Extract the whole listing as it stands. Do not include the pictures.

<<<<

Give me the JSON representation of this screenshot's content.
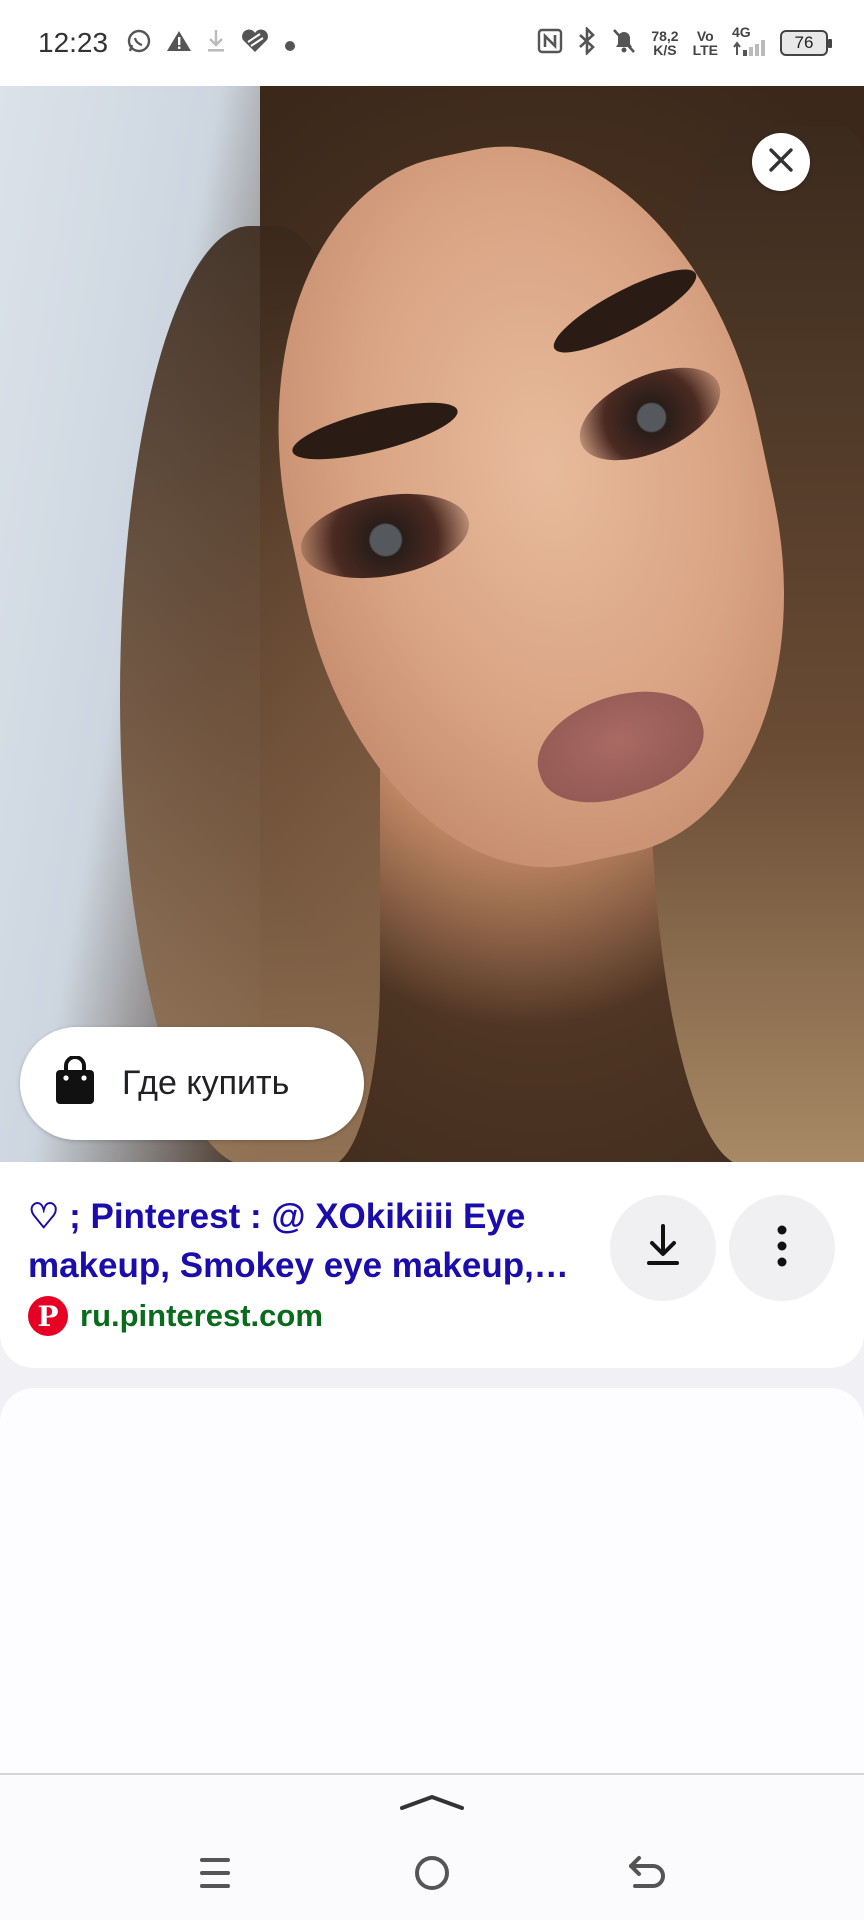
{
  "status_bar": {
    "time": "12:23",
    "left_icons": [
      "whatsapp-icon",
      "warning-icon",
      "download-icon",
      "heart-icon",
      "dot-icon"
    ],
    "net_speed_value": "78,2",
    "net_speed_unit": "K/S",
    "volte_top": "Vo",
    "volte_bottom": "LTE",
    "network_type": "4G",
    "battery_level": "76",
    "right_icons": [
      "nfc-icon",
      "bluetooth-icon",
      "mute-icon",
      "signal-icon",
      "battery-icon"
    ]
  },
  "image_viewer": {
    "close_icon": "close-icon",
    "shop_button": {
      "icon": "shopping-bag-icon",
      "label": "Где купить"
    }
  },
  "result": {
    "title": "♡ ; Pinterest : @ XOkikiiii Eye makeup, Smokey eye makeup,…",
    "source_icon": "pinterest-icon",
    "source_logo_letter": "P",
    "source_domain": "ru.pinterest.com",
    "download_icon": "download-icon",
    "more_icon": "more-vertical-icon"
  },
  "bottom_nav": {
    "handle_icon": "chevron-up-icon",
    "menu_icon": "menu-icon",
    "home_icon": "home-circle-icon",
    "back_icon": "back-icon"
  },
  "colors": {
    "title_link": "#1a0dab",
    "source_domain": "#0b6b1d",
    "pinterest_red": "#e60023",
    "button_bg": "#f0eff2"
  }
}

>>>>

• **Correct response**:
Give me the JSON representation of this screenshot's content.
{
  "status_bar": {
    "time": "12:23",
    "left_icons": [
      "whatsapp-icon",
      "warning-icon",
      "download-icon",
      "heart-icon",
      "dot-icon"
    ],
    "net_speed_value": "78,2",
    "net_speed_unit": "K/S",
    "volte_top": "Vo",
    "volte_bottom": "LTE",
    "network_type": "4G",
    "battery_level": "76",
    "right_icons": [
      "nfc-icon",
      "bluetooth-icon",
      "mute-icon",
      "signal-icon",
      "battery-icon"
    ]
  },
  "image_viewer": {
    "close_icon": "close-icon",
    "shop_button": {
      "icon": "shopping-bag-icon",
      "label": "Где купить"
    }
  },
  "result": {
    "title": "♡ ; Pinterest : @ XOkikiiii Eye makeup, Smokey eye makeup,…",
    "source_icon": "pinterest-icon",
    "source_logo_letter": "P",
    "source_domain": "ru.pinterest.com",
    "download_icon": "download-icon",
    "more_icon": "more-vertical-icon"
  },
  "bottom_nav": {
    "handle_icon": "chevron-up-icon",
    "menu_icon": "menu-icon",
    "home_icon": "home-circle-icon",
    "back_icon": "back-icon"
  },
  "colors": {
    "title_link": "#1a0dab",
    "source_domain": "#0b6b1d",
    "pinterest_red": "#e60023",
    "button_bg": "#f0eff2"
  }
}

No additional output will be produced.